Problems to work on:
1. In the pleural effusion abstract, according to its background section, why do the authors propose a quantitative method based on pixel density?
2. Reproduce the part of the pleural effusion abstract starting with "Department of Respiratory Medicine, University" and going on through "manuscript: All authors.".

┌─ Text under study

Correlation of pleural effusions’ grayscale sonographic parameters with fluid’s analysis results
Original Article

Correlation of pleural effusions’ grayscale sonographic parameters with fluid’s analysis results

Alexandros Kalkanis, Charalampos Varsamas, Konstantinos Gourgoulianis

Department of Respiratory Medicine, University of Thessaly, Larissa, Greece

Contributions: (I) Conception and design: All authors; (II) Administrative support: None; (III) Provision of study materials or patients: None; (IV) Collection and assembly of data: All authors; (V) Data analysis and interpretation: None; (VI) Manuscript writing: All authors; (VII) Final approval of manuscript: All authors.

Correspondence to: Alexandros Kalkanis, MD. Department of Respiratory Medicine, Faculty of Medicine, University of Thessaly, Larissa 41110, Greece. Email: md.kalkanis@gmail.com.

Background: Quantitative sonographic methods are used to assess pleural fluid’s volume but no validated method exists for the measurement of the fluids’ density and other qualitative values. We suggest a quantitative method, based on the pixel density of the pleural effusion’s image, in order to evaluate the echogenicity of pleural effusion.

Methods: Pleural ultrasound (US) was performed in 62 patients with pleural effusion. Five consequent images of the pleural effusion were retrieved through axial view between the 9th and the 10th rib and one from the 10th rib through coronal view and converted into the high-resolution tagged image file format. The mean echo levels of all pixels of the pleural effusion and of the 10th rib were counted, and the hypoechogenicity index (HI) was calculated according to the following formula: HI = mean echo level of all pixels of the rib/mean echo levels of all pixels of pleural effusion. HI greater than 1 indicates pleural effusion’s hypoechogenicity. Diagnostic thoracocentesis was performed and biochemical markers were measured.

└─
┌─ Recorded information

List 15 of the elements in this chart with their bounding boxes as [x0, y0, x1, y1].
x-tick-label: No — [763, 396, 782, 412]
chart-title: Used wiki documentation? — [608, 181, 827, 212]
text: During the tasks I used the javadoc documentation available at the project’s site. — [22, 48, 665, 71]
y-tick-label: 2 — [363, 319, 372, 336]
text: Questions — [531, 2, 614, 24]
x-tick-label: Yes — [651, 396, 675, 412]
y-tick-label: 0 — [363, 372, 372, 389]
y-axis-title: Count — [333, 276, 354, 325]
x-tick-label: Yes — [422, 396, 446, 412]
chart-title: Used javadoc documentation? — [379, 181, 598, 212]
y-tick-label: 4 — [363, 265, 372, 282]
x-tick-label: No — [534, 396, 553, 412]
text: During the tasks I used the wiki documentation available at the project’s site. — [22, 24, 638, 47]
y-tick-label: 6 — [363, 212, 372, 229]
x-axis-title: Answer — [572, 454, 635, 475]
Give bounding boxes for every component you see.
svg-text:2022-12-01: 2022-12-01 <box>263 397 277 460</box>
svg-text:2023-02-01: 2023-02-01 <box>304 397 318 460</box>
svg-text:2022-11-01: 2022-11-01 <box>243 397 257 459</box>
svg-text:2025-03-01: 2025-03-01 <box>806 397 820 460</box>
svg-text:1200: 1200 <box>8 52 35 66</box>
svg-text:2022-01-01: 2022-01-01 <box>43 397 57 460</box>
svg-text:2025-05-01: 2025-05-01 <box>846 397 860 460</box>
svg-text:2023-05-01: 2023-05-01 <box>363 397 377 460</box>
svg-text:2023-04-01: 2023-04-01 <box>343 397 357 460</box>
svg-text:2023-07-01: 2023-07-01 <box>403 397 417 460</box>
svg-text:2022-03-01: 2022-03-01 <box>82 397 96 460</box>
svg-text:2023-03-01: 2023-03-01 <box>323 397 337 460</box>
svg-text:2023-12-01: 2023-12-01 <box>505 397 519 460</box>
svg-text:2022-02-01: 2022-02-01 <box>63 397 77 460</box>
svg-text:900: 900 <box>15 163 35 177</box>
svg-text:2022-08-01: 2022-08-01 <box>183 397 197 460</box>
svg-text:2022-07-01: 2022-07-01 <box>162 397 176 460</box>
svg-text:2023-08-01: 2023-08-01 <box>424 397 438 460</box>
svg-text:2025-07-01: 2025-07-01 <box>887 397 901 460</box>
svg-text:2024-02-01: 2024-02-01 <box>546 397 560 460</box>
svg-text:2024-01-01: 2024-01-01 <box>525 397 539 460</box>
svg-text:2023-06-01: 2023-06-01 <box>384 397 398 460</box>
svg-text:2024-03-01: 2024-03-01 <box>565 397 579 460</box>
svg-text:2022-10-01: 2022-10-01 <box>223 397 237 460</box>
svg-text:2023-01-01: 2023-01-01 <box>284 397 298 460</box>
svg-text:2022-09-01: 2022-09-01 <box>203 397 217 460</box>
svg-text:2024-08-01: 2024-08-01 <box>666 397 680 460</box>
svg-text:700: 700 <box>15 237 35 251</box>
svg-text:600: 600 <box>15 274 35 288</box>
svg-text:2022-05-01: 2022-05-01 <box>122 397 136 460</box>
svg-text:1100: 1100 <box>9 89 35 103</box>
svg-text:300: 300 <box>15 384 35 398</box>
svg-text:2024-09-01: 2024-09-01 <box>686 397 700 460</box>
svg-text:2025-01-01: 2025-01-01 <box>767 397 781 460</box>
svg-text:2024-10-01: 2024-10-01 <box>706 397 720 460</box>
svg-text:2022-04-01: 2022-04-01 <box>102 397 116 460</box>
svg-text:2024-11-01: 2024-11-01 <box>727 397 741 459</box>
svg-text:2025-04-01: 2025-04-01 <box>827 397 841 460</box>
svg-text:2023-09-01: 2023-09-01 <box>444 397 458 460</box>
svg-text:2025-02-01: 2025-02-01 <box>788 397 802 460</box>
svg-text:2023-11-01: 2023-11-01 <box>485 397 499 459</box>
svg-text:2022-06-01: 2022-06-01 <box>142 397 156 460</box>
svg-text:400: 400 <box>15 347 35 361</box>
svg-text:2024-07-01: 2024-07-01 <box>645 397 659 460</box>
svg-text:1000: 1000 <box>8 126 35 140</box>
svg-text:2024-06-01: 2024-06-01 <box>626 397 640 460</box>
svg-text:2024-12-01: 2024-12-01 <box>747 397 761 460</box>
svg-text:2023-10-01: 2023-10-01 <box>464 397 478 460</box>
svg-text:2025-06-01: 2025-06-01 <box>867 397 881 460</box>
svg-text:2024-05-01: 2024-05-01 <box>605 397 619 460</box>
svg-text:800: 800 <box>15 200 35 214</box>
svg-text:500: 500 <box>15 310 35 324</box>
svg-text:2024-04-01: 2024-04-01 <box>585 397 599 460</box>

└─

Set of answers:
1. Quantitative sonographic methods are already used to assess the volume of pleural fluid, but no validated method exists for measuring the fluid's density and other qualitative values. The authors therefore propose a method based on the pixel density of the effusion's image to evaluate its echogenicity.

2.
Department of Respiratory Medicine, University of Thessaly, Larissa, Greece

Contributions: (I) Conception and design: All authors; (II) Administrative support: None; (III) Provision of study materials or patients: None; (IV) Collection and assembly of data: All authors; (V) Data analysis and interpretation: None; (VI) Manuscript writing: All authors; (VII) Final approval of manuscript: All authors.